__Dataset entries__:

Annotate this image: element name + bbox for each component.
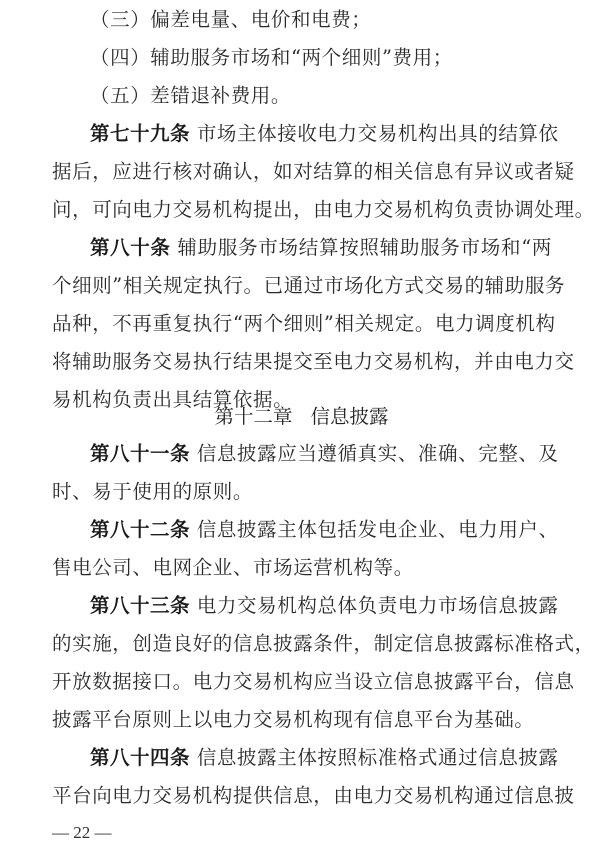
article-80-line: 品种，不再重复执行“两个细则”相关规定。电力调度机构 bbox=[52, 312, 552, 336]
article-83-text: 电力交易机构总体负责电力市场信息披露 bbox=[197, 594, 559, 617]
chapter-title: 信息披露 bbox=[311, 405, 389, 428]
article-84-label: 第八十四条 bbox=[90, 746, 190, 769]
page-number: — 22 — bbox=[52, 822, 112, 844]
article-83-line: 开放数据接口。电力交易机构应当设立信息披露平台，信息 bbox=[52, 670, 552, 694]
article-82-first-line: 第八十二条 信息披露主体包括发电企业、电力用户、 bbox=[90, 518, 552, 542]
article-83-line: 披露平台原则上以电力交易机构现有信息平台为基础。 bbox=[52, 708, 552, 732]
chapter-number: 第十二章 bbox=[214, 405, 292, 428]
article-79-text: 市场主体接收电力交易机构出具的结算依 bbox=[197, 122, 559, 145]
list-item-3: （三）偏差电量、电价和电费； bbox=[90, 8, 590, 32]
article-79-label: 第七十九条 bbox=[90, 122, 190, 145]
list-item-5: （五）差错退补费用。 bbox=[90, 84, 590, 108]
article-79-line: 据后，应进行核对确认，如对结算的相关信息有异议或者疑 bbox=[52, 160, 552, 184]
article-80-text: 辅助服务市场结算按照辅助服务市场和“两 bbox=[177, 236, 552, 259]
article-82-text: 信息披露主体包括发电企业、电力用户、 bbox=[197, 518, 559, 541]
chapter-heading: 第十二章信息披露 bbox=[0, 405, 603, 429]
article-82-label: 第八十二条 bbox=[90, 518, 190, 541]
article-79-line: 问，可向电力交易机构提出，由电力交易机构负责协调处理。 bbox=[52, 198, 552, 222]
article-79-first-line: 第七十九条 市场主体接收电力交易机构出具的结算依 bbox=[90, 122, 552, 146]
article-81-line: 时、易于使用的原则。 bbox=[52, 480, 552, 504]
article-84-first-line: 第八十四条 信息披露主体按照标准格式通过信息披露 bbox=[90, 746, 552, 770]
list-item-4: （四）辅助服务市场和“两个细则”费用； bbox=[90, 46, 590, 70]
article-82-line: 售电公司、电网企业、市场运营机构等。 bbox=[52, 556, 552, 580]
article-80-first-line: 第八十条 辅助服务市场结算按照辅助服务市场和“两 bbox=[90, 236, 552, 260]
article-80-label: 第八十条 bbox=[90, 236, 171, 259]
document-page: （三）偏差电量、电价和电费； （四）辅助服务市场和“两个细则”费用； （五）差错… bbox=[0, 0, 603, 857]
article-81-label: 第八十一条 bbox=[90, 442, 190, 465]
article-81-first-line: 第八十一条 信息披露应当遵循真实、准确、完整、及 bbox=[90, 442, 552, 466]
article-81-text: 信息披露应当遵循真实、准确、完整、及 bbox=[197, 442, 559, 465]
article-83-first-line: 第八十三条 电力交易机构总体负责电力市场信息披露 bbox=[90, 594, 552, 618]
article-84-line: 平台向电力交易机构提供信息，由电力交易机构通过信息披 bbox=[52, 784, 552, 808]
article-80-line: 将辅助服务交易执行结果提交至电力交易机构，并由电力交 bbox=[52, 350, 552, 374]
article-83-line: 的实施，创造良好的信息披露条件，制定信息披露标准格式， bbox=[52, 632, 552, 656]
article-83-label: 第八十三条 bbox=[90, 594, 190, 617]
article-80-line: 个细则”相关规定执行。已通过市场化方式交易的辅助服务 bbox=[52, 274, 552, 298]
article-84-text: 信息披露主体按照标准格式通过信息披露 bbox=[197, 746, 559, 769]
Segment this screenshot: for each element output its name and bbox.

__TASK INSTRUCTIONS__: Reproduce every line of the data above without any changes, and leave the picture out.

__SOLUTION TO THIS EXERCISE__:
Annotate this image: element name + bbox for each component.
article-80-line: 品种，不再重复执行“两个细则”相关规定。电力调度机构 bbox=[52, 312, 552, 336]
article-83-text: 电力交易机构总体负责电力市场信息披露 bbox=[197, 594, 559, 617]
chapter-title: 信息披露 bbox=[311, 405, 389, 428]
article-84-label: 第八十四条 bbox=[90, 746, 190, 769]
page-number: — 22 — bbox=[52, 822, 112, 844]
article-83-line: 开放数据接口。电力交易机构应当设立信息披露平台，信息 bbox=[52, 670, 552, 694]
article-82-first-line: 第八十二条 信息披露主体包括发电企业、电力用户、 bbox=[90, 518, 552, 542]
article-83-line: 披露平台原则上以电力交易机构现有信息平台为基础。 bbox=[52, 708, 552, 732]
chapter-number: 第十二章 bbox=[214, 405, 292, 428]
article-79-text: 市场主体接收电力交易机构出具的结算依 bbox=[197, 122, 559, 145]
list-item-3: （三）偏差电量、电价和电费； bbox=[90, 8, 590, 32]
article-79-label: 第七十九条 bbox=[90, 122, 190, 145]
list-item-5: （五）差错退补费用。 bbox=[90, 84, 590, 108]
article-79-line: 据后，应进行核对确认，如对结算的相关信息有异议或者疑 bbox=[52, 160, 552, 184]
article-80-text: 辅助服务市场结算按照辅助服务市场和“两 bbox=[177, 236, 552, 259]
article-82-text: 信息披露主体包括发电企业、电力用户、 bbox=[197, 518, 559, 541]
chapter-heading: 第十二章信息披露 bbox=[0, 405, 603, 429]
article-82-label: 第八十二条 bbox=[90, 518, 190, 541]
article-79-line: 问，可向电力交易机构提出，由电力交易机构负责协调处理。 bbox=[52, 198, 552, 222]
article-79-first-line: 第七十九条 市场主体接收电力交易机构出具的结算依 bbox=[90, 122, 552, 146]
article-81-line: 时、易于使用的原则。 bbox=[52, 480, 552, 504]
article-84-first-line: 第八十四条 信息披露主体按照标准格式通过信息披露 bbox=[90, 746, 552, 770]
list-item-4: （四）辅助服务市场和“两个细则”费用； bbox=[90, 46, 590, 70]
article-82-line: 售电公司、电网企业、市场运营机构等。 bbox=[52, 556, 552, 580]
article-80-first-line: 第八十条 辅助服务市场结算按照辅助服务市场和“两 bbox=[90, 236, 552, 260]
article-80-label: 第八十条 bbox=[90, 236, 171, 259]
document-page: （三）偏差电量、电价和电费； （四）辅助服务市场和“两个细则”费用； （五）差错… bbox=[0, 0, 603, 857]
article-81-label: 第八十一条 bbox=[90, 442, 190, 465]
article-81-first-line: 第八十一条 信息披露应当遵循真实、准确、完整、及 bbox=[90, 442, 552, 466]
article-81-text: 信息披露应当遵循真实、准确、完整、及 bbox=[197, 442, 559, 465]
article-83-first-line: 第八十三条 电力交易机构总体负责电力市场信息披露 bbox=[90, 594, 552, 618]
article-84-line: 平台向电力交易机构提供信息，由电力交易机构通过信息披 bbox=[52, 784, 552, 808]
article-80-line: 将辅助服务交易执行结果提交至电力交易机构，并由电力交 bbox=[52, 350, 552, 374]
article-83-line: 的实施，创造良好的信息披露条件，制定信息披露标准格式， bbox=[52, 632, 552, 656]
article-83-label: 第八十三条 bbox=[90, 594, 190, 617]
article-80-line: 个细则”相关规定执行。已通过市场化方式交易的辅助服务 bbox=[52, 274, 552, 298]
article-84-text: 信息披露主体按照标准格式通过信息披露 bbox=[197, 746, 559, 769]
Segment this screenshot: for each element output its name and bbox.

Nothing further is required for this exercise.